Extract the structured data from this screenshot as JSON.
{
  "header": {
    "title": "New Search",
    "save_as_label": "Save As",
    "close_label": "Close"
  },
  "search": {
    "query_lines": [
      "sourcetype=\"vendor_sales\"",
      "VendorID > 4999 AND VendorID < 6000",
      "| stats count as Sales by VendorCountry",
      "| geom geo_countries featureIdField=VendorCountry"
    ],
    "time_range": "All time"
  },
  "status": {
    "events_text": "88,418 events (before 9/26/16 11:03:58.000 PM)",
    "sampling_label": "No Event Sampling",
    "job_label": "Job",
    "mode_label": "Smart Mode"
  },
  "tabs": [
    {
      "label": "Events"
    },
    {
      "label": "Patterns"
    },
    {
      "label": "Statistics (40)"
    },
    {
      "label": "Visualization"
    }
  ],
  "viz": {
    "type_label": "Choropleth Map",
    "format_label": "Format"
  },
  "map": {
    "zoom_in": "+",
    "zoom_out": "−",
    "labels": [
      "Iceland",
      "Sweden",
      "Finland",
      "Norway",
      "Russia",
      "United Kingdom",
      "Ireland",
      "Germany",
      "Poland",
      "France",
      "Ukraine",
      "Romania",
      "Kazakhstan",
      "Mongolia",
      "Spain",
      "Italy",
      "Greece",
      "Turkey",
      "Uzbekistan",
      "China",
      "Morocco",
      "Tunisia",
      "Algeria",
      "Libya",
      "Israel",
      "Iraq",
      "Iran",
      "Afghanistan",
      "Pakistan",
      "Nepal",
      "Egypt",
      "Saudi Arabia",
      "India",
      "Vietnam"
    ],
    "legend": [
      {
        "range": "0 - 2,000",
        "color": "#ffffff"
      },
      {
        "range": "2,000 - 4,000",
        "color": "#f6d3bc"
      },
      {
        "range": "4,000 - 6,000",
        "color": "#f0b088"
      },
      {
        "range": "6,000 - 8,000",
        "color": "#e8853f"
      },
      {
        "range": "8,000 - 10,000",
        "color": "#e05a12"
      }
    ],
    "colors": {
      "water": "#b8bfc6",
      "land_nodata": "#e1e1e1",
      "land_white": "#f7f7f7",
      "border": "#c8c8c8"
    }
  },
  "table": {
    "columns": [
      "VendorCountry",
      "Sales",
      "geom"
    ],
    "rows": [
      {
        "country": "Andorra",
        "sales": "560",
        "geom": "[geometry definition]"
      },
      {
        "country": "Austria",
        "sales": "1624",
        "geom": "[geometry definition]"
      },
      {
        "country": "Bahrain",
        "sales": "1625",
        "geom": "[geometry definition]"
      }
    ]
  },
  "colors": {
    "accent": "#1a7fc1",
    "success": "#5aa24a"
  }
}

——————

#### Exercise prompt
Please repeat the listing above in full and exactly.

#### Solution for this problem
Extract the structured data from this screenshot as JSON.
{
  "header": {
    "title": "New Search",
    "save_as_label": "Save As",
    "close_label": "Close"
  },
  "search": {
    "query_lines": [
      "sourcetype=\"vendor_sales\"",
      "VendorID > 4999 AND VendorID < 6000",
      "| stats count as Sales by VendorCountry",
      "| geom geo_countries featureIdField=VendorCountry"
    ],
    "time_range": "All time"
  },
  "status": {
    "events_text": "88,418 events (before 9/26/16 11:03:58.000 PM)",
    "sampling_label": "No Event Sampling",
    "job_label": "Job",
    "mode_label": "Smart Mode"
  },
  "tabs": [
    {
      "label": "Events"
    },
    {
      "label": "Patterns"
    },
    {
      "label": "Statistics (40)"
    },
    {
      "label": "Visualization"
    }
  ],
  "viz": {
    "type_label": "Choropleth Map",
    "format_label": "Format"
  },
  "map": {
    "zoom_in": "+",
    "zoom_out": "−",
    "labels": [
      "Iceland",
      "Sweden",
      "Finland",
      "Norway",
      "Russia",
      "United Kingdom",
      "Ireland",
      "Germany",
      "Poland",
      "France",
      "Ukraine",
      "Romania",
      "Kazakhstan",
      "Mongolia",
      "Spain",
      "Italy",
      "Greece",
      "Turkey",
      "Uzbekistan",
      "China",
      "Morocco",
      "Tunisia",
      "Algeria",
      "Libya",
      "Israel",
      "Iraq",
      "Iran",
      "Afghanistan",
      "Pakistan",
      "Nepal",
      "Egypt",
      "Saudi Arabia",
      "India",
      "Vietnam"
    ],
    "legend": [
      {
        "range": "0 - 2,000",
        "color": "#ffffff"
      },
      {
        "range": "2,000 - 4,000",
        "color": "#f6d3bc"
      },
      {
        "range": "4,000 - 6,000",
        "color": "#f0b088"
      },
      {
        "range": "6,000 - 8,000",
        "color": "#e8853f"
      },
      {
        "range": "8,000 - 10,000",
        "color": "#e05a12"
      }
    ],
    "colors": {
      "water": "#b8bfc6",
      "land_nodata": "#e1e1e1",
      "land_white": "#f7f7f7",
      "border": "#c8c8c8"
    }
  },
  "table": {
    "columns": [
      "VendorCountry",
      "Sales",
      "geom"
    ],
    "rows": [
      {
        "country": "Andorra",
        "sales": "560",
        "geom": "[geometry definition]"
      },
      {
        "country": "Austria",
        "sales": "1624",
        "geom": "[geometry definition]"
      },
      {
        "country": "Bahrain",
        "sales": "1625",
        "geom": "[geometry definition]"
      }
    ]
  },
  "colors": {
    "accent": "#1a7fc1",
    "success": "#5aa24a"
  }
}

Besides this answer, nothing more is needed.